- _PROBLEM DETAILS_: Look through the lines below and extract any with the word "sino".

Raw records
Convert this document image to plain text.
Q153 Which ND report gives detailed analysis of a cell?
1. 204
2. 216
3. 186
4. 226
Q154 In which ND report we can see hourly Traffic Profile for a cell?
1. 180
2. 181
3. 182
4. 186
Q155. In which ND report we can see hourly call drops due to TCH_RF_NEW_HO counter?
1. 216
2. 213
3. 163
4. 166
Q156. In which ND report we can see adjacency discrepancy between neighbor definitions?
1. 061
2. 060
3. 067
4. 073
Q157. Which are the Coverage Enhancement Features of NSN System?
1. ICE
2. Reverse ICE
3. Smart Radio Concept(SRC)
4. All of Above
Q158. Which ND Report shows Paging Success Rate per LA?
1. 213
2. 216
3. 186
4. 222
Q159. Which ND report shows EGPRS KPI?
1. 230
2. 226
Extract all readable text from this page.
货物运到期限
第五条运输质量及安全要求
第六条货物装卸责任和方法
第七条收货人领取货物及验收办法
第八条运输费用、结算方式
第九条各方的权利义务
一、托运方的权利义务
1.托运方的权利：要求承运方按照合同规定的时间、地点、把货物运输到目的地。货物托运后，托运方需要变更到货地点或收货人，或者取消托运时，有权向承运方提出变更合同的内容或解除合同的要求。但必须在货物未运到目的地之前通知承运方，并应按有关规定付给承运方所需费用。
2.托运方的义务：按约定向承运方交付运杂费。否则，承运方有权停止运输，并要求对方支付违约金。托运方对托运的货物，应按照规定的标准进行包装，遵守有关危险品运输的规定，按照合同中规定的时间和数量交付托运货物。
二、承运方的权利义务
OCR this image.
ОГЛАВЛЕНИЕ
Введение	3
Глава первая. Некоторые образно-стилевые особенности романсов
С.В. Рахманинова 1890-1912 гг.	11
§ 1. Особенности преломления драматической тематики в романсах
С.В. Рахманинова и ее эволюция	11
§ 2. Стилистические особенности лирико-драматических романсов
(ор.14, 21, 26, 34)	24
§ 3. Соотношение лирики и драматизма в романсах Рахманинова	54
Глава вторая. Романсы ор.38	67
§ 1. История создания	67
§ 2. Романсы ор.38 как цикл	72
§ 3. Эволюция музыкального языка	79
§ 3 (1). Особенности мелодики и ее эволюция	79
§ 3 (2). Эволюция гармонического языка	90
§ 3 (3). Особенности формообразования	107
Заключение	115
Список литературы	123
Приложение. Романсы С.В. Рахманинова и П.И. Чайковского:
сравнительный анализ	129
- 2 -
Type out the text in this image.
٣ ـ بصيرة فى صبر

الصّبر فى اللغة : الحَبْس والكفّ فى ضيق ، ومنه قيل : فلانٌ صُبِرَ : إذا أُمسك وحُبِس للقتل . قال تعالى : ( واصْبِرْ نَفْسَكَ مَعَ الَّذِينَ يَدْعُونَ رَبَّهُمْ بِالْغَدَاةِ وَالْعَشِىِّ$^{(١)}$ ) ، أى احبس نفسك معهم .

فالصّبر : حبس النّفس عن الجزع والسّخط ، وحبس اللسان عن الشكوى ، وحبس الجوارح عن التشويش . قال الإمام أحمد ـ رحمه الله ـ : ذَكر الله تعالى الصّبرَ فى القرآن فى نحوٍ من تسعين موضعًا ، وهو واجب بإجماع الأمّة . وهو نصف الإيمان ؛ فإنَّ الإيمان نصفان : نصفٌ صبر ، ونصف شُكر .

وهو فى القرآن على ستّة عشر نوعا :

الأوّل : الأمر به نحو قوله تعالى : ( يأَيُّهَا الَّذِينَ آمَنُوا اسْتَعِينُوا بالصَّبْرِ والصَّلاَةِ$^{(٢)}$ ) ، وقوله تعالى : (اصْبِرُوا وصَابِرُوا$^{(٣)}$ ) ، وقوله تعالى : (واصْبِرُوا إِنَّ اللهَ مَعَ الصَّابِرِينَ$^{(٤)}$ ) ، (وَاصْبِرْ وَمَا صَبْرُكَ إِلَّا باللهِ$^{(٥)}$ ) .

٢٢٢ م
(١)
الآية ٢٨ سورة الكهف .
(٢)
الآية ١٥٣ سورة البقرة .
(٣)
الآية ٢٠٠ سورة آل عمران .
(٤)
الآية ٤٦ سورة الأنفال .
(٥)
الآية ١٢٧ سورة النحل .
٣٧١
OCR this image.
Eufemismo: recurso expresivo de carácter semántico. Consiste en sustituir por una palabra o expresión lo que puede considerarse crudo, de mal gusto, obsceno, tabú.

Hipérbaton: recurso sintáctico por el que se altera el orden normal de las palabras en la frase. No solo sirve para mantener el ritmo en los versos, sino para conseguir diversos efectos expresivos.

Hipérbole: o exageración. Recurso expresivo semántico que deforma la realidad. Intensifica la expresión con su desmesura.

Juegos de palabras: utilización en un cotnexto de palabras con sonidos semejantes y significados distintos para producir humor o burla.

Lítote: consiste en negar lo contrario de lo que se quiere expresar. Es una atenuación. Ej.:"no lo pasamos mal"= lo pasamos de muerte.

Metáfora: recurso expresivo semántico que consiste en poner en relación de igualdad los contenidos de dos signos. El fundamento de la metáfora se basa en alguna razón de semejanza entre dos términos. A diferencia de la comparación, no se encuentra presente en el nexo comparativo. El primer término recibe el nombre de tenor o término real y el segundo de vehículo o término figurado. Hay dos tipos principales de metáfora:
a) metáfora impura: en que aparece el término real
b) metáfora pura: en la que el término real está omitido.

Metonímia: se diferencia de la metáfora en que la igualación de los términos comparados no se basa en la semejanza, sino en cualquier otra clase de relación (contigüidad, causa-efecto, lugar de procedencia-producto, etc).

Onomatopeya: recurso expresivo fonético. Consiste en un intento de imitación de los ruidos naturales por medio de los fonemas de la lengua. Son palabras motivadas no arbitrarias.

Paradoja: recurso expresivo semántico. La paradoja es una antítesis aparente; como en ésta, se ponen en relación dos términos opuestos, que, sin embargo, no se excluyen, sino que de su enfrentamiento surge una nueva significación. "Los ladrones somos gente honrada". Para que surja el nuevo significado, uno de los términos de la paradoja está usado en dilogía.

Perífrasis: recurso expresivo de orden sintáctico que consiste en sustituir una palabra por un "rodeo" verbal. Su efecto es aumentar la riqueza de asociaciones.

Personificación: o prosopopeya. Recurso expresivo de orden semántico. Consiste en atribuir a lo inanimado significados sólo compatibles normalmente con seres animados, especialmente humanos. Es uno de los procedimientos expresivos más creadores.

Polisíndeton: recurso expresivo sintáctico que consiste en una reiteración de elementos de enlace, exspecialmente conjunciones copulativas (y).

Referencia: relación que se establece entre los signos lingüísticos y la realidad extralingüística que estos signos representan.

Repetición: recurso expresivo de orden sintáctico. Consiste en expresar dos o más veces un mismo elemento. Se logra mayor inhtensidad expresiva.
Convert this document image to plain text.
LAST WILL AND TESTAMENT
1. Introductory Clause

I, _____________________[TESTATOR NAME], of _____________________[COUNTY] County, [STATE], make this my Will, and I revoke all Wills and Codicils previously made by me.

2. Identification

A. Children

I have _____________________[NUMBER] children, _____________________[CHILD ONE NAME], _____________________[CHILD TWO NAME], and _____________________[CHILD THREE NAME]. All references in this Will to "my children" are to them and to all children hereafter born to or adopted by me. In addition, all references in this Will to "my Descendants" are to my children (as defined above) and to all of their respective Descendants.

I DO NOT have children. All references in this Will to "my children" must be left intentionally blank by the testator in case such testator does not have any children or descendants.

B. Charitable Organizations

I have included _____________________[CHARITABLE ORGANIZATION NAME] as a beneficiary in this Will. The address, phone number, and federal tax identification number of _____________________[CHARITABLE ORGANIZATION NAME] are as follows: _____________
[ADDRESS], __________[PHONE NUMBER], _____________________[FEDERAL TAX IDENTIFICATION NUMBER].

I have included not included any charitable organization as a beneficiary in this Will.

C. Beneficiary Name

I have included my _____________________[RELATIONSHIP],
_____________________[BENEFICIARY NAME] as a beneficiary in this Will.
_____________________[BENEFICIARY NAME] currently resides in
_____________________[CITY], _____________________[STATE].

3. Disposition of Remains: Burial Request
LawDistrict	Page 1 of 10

- _COMPLETE ANSWER_:
Hipérbaton: recurso sintáctico por el que se altera el orden normal de las palabras en la frase. No solo sirve para mantener el ritmo en los versos, sino para conseguir diversos efectos expresivos.
Metonímia: se diferencia de la metáfora en que la igualación de los términos comparados no se basa en la semejanza, sino en cualquier otra clase de relación (contigüidad, causa-efecto, lugar de procedencia-producto, etc).
Paradoja: recurso expresivo semántico. La paradoja es una antítesis aparente; como en ésta, se ponen en relación dos términos opuestos, que, sin embargo, no se excluyen, sino que de su enfrentamiento surge una nueva significación. "Los ladrones somos gente honrada". Para que surja el nuevo significado, uno de los términos de la paradoja está usado en dilogía.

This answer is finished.